» **GIVEN EXERCISE**
Write out all the entries word for word, but skip any images.

» **DATA RECORDS**
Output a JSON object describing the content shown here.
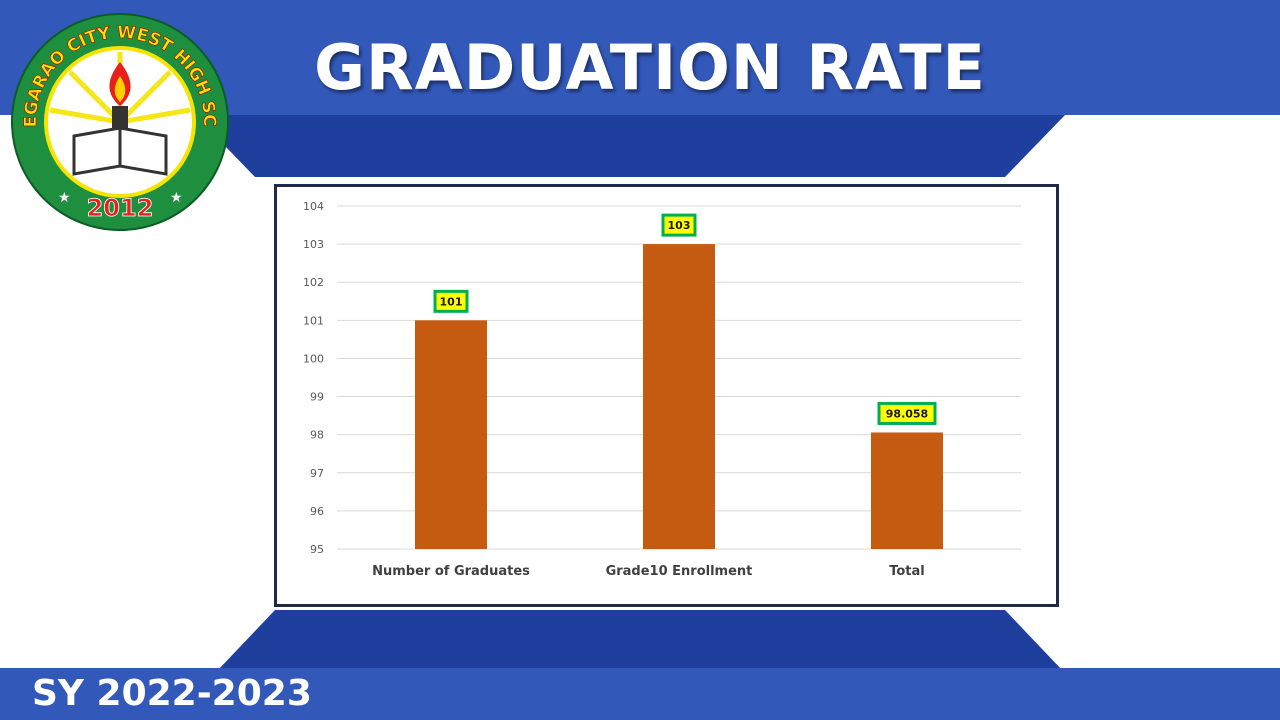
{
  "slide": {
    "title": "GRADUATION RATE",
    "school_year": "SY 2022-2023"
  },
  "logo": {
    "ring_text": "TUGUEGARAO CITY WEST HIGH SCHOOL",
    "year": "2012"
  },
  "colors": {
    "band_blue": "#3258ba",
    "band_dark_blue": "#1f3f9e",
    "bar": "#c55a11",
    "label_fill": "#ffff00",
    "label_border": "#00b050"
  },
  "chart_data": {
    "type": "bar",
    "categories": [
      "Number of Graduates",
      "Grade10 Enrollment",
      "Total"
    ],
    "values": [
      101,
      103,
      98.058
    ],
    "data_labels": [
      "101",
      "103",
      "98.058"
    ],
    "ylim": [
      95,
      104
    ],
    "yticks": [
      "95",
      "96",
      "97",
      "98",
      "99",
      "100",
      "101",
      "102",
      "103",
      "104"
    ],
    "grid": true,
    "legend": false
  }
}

» **THE REPLY**
Output a JSON object describing the content shown here.
{
  "slide": {
    "title": "GRADUATION RATE",
    "school_year": "SY 2022-2023"
  },
  "logo": {
    "ring_text": "TUGUEGARAO CITY WEST HIGH SCHOOL",
    "year": "2012"
  },
  "colors": {
    "band_blue": "#3258ba",
    "band_dark_blue": "#1f3f9e",
    "bar": "#c55a11",
    "label_fill": "#ffff00",
    "label_border": "#00b050"
  },
  "chart_data": {
    "type": "bar",
    "categories": [
      "Number of Graduates",
      "Grade10 Enrollment",
      "Total"
    ],
    "values": [
      101,
      103,
      98.058
    ],
    "data_labels": [
      "101",
      "103",
      "98.058"
    ],
    "ylim": [
      95,
      104
    ],
    "yticks": [
      "95",
      "96",
      "97",
      "98",
      "99",
      "100",
      "101",
      "102",
      "103",
      "104"
    ],
    "grid": true,
    "legend": false
  }
}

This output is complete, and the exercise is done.